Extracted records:
-- START --

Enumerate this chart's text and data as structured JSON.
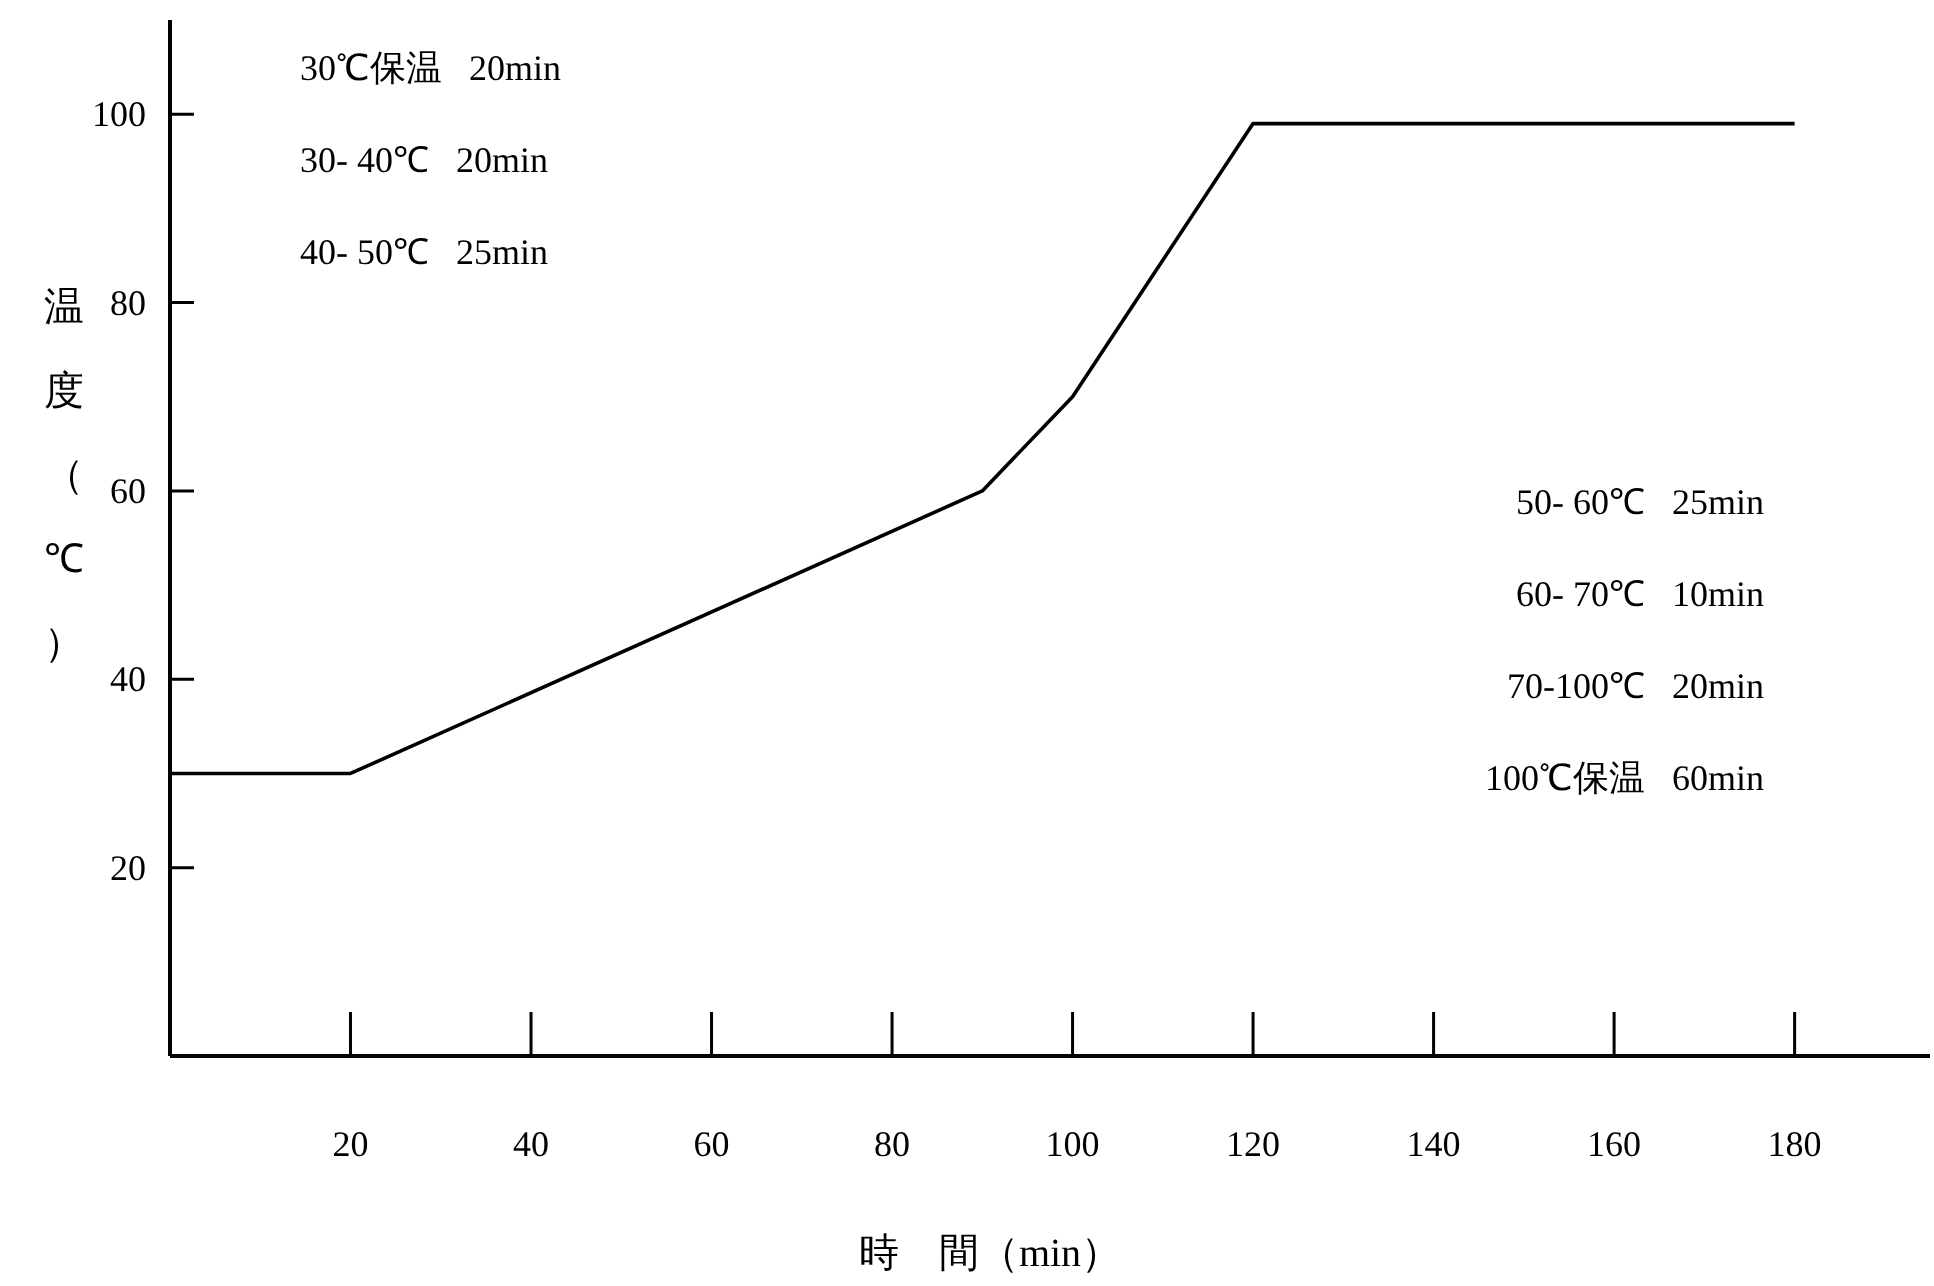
{
  "chart_data": {
    "type": "line",
    "xlabel": "時　間（min）",
    "ylabel": "温度（℃）",
    "x": [
      0,
      20,
      90,
      100,
      120,
      180
    ],
    "values": [
      30,
      30,
      60,
      70,
      99,
      99
    ],
    "color": "#000000",
    "xlim": [
      0,
      195
    ],
    "ylim": [
      0,
      110
    ],
    "xticks": [
      20,
      40,
      60,
      80,
      100,
      120,
      140,
      160,
      180
    ],
    "yticks": [
      20,
      40,
      60,
      80,
      100
    ],
    "annotations": [
      "30℃保温   20min",
      "30- 40℃   20min",
      "40- 50℃   25min",
      "50- 60℃   25min",
      "60- 70℃   10min",
      "70-100℃   20min",
      "100℃保温   60min"
    ]
  }
}
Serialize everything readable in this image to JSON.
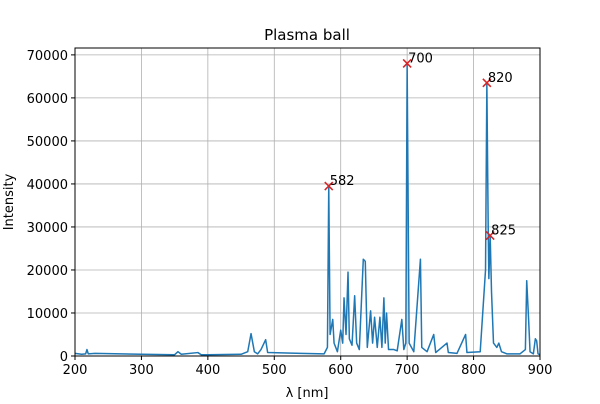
{
  "chart_data": {
    "type": "line",
    "title": "Plasma ball",
    "x_label": "λ [nm]",
    "y_label": "Intensity",
    "x": [
      200,
      210,
      216,
      218,
      220,
      230,
      300,
      350,
      355,
      360,
      385,
      390,
      400,
      450,
      460,
      465,
      470,
      475,
      480,
      487,
      490,
      540,
      575,
      580,
      582,
      584,
      588,
      590,
      595,
      600,
      603,
      605,
      608,
      611,
      613,
      617,
      621,
      624,
      628,
      634,
      637,
      640,
      645,
      648,
      651,
      655,
      659,
      662,
      665,
      667,
      669,
      672,
      680,
      685,
      692,
      695,
      698,
      700,
      703,
      710,
      720,
      722,
      730,
      740,
      743,
      760,
      762,
      775,
      788,
      790,
      810,
      818,
      820,
      822,
      823,
      825,
      827,
      830,
      835,
      838,
      842,
      850,
      870,
      878,
      880,
      883,
      885,
      890,
      893,
      895,
      897,
      900
    ],
    "series": [
      {
        "name": "spectrum",
        "color": "#1f77b4",
        "values": [
          600,
          400,
          500,
          1500,
          500,
          600,
          400,
          300,
          1000,
          400,
          800,
          300,
          300,
          400,
          1000,
          5200,
          1000,
          500,
          1500,
          3800,
          800,
          600,
          500,
          2000,
          39500,
          5000,
          8500,
          3000,
          1000,
          6000,
          3000,
          13500,
          5000,
          19500,
          4000,
          2500,
          14000,
          3000,
          1500,
          22500,
          22000,
          2000,
          10500,
          3000,
          9000,
          2000,
          9000,
          2000,
          13500,
          3000,
          10000,
          1500,
          1500,
          1200,
          8500,
          1500,
          3000,
          68000,
          3000,
          1000,
          22500,
          2000,
          1000,
          5000,
          800,
          3000,
          800,
          600,
          5000,
          800,
          1000,
          20000,
          63500,
          30000,
          18000,
          28000,
          15000,
          3000,
          2000,
          3000,
          1000,
          500,
          500,
          1500,
          17500,
          8000,
          1000,
          500,
          4000,
          3500,
          500,
          300
        ]
      }
    ],
    "peaks": {
      "color": "#d62728",
      "x": [
        582,
        700,
        820,
        825
      ],
      "values": [
        39500,
        68000,
        63500,
        28000
      ],
      "labels": [
        "582",
        "700",
        "820",
        "825"
      ]
    },
    "xlim": [
      200,
      900
    ],
    "ylim": [
      0,
      71600
    ],
    "xticks": [
      200,
      300,
      400,
      500,
      600,
      700,
      800,
      900
    ],
    "yticks": [
      0,
      10000,
      20000,
      30000,
      40000,
      50000,
      60000,
      70000
    ],
    "grid": true
  }
}
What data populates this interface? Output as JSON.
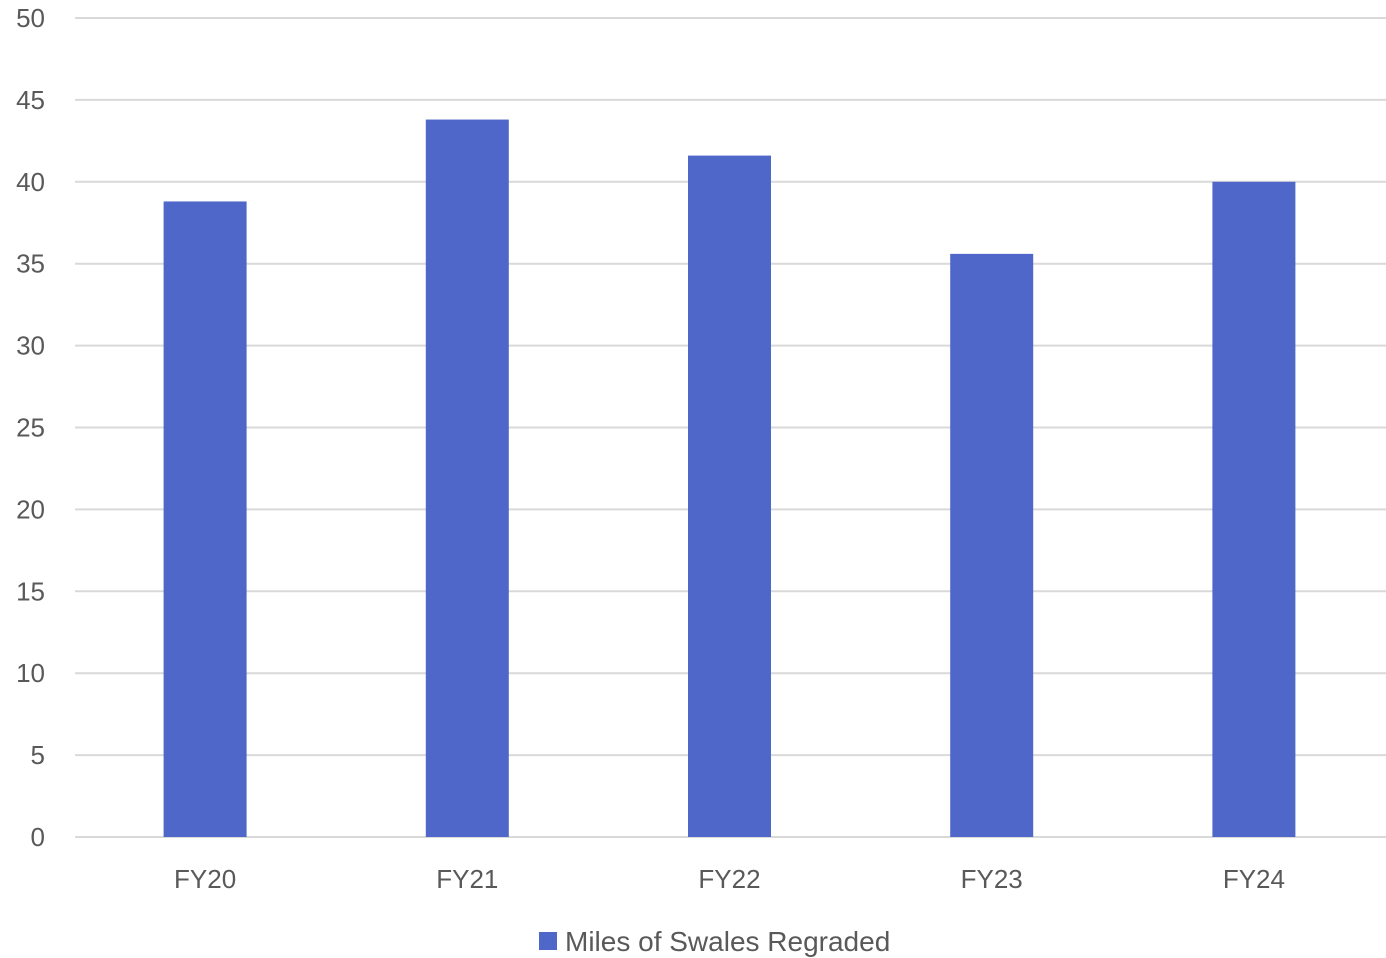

-- END --

**Short task**
Please write out all the data again word for word, but not the pictures.

**Answer for the task**
Enumerate this chart's text and data as structured JSON.
{
  "chart_data": {
    "type": "line",
    "xlabel": "時　間（min）",
    "ylabel": "温度（℃）",
    "x": [
      0,
      20,
      90,
      100,
      120,
      180
    ],
    "values": [
      30,
      30,
      60,
      70,
      99,
      99
    ],
    "color": "#000000",
    "xlim": [
      0,
      195
    ],
    "ylim": [
      0,
      110
    ],
    "xticks": [
      20,
      40,
      60,
      80,
      100,
      120,
      140,
      160,
      180
    ],
    "yticks": [
      20,
      40,
      60,
      80,
      100
    ],
    "annotations": [
      "30℃保温   20min",
      "30- 40℃   20min",
      "40- 50℃   25min",
      "50- 60℃   25min",
      "60- 70℃   10min",
      "70-100℃   20min",
      "100℃保温   60min"
    ]
  }
}
Serialize everything readable in this image to JSON.
{
  "chart_data": {
    "type": "line",
    "title": "Plasma ball",
    "x_label": "λ [nm]",
    "y_label": "Intensity",
    "x": [
      200,
      210,
      216,
      218,
      220,
      230,
      300,
      350,
      355,
      360,
      385,
      390,
      400,
      450,
      460,
      465,
      470,
      475,
      480,
      487,
      490,
      540,
      575,
      580,
      582,
      584,
      588,
      590,
      595,
      600,
      603,
      605,
      608,
      611,
      613,
      617,
      621,
      624,
      628,
      634,
      637,
      640,
      645,
      648,
      651,
      655,
      659,
      662,
      665,
      667,
      669,
      672,
      680,
      685,
      692,
      695,
      698,
      700,
      703,
      710,
      720,
      722,
      730,
      740,
      743,
      760,
      762,
      775,
      788,
      790,
      810,
      818,
      820,
      822,
      823,
      825,
      827,
      830,
      835,
      838,
      842,
      850,
      870,
      878,
      880,
      883,
      885,
      890,
      893,
      895,
      897,
      900
    ],
    "series": [
      {
        "name": "spectrum",
        "color": "#1f77b4",
        "values": [
          600,
          400,
          500,
          1500,
          500,
          600,
          400,
          300,
          1000,
          400,
          800,
          300,
          300,
          400,
          1000,
          5200,
          1000,
          500,
          1500,
          3800,
          800,
          600,
          500,
          2000,
          39500,
          5000,
          8500,
          3000,
          1000,
          6000,
          3000,
          13500,
          5000,
          19500,
          4000,
          2500,
          14000,
          3000,
          1500,
          22500,
          22000,
          2000,
          10500,
          3000,
          9000,
          2000,
          9000,
          2000,
          13500,
          3000,
          10000,
          1500,
          1500,
          1200,
          8500,
          1500,
          3000,
          68000,
          3000,
          1000,
          22500,
          2000,
          1000,
          5000,
          800,
          3000,
          800,
          600,
          5000,
          800,
          1000,
          20000,
          63500,
          30000,
          18000,
          28000,
          15000,
          3000,
          2000,
          3000,
          1000,
          500,
          500,
          1500,
          17500,
          8000,
          1000,
          500,
          4000,
          3500,
          500,
          300
        ]
      }
    ],
    "peaks": {
      "color": "#d62728",
      "x": [
        582,
        700,
        820,
        825
      ],
      "values": [
        39500,
        68000,
        63500,
        28000
      ],
      "labels": [
        "582",
        "700",
        "820",
        "825"
      ]
    },
    "xlim": [
      200,
      900
    ],
    "ylim": [
      0,
      71600
    ],
    "xticks": [
      200,
      300,
      400,
      500,
      600,
      700,
      800,
      900
    ],
    "yticks": [
      0,
      10000,
      20000,
      30000,
      40000,
      50000,
      60000,
      70000
    ],
    "grid": true
  }
}
What data populates this interface? Output as JSON.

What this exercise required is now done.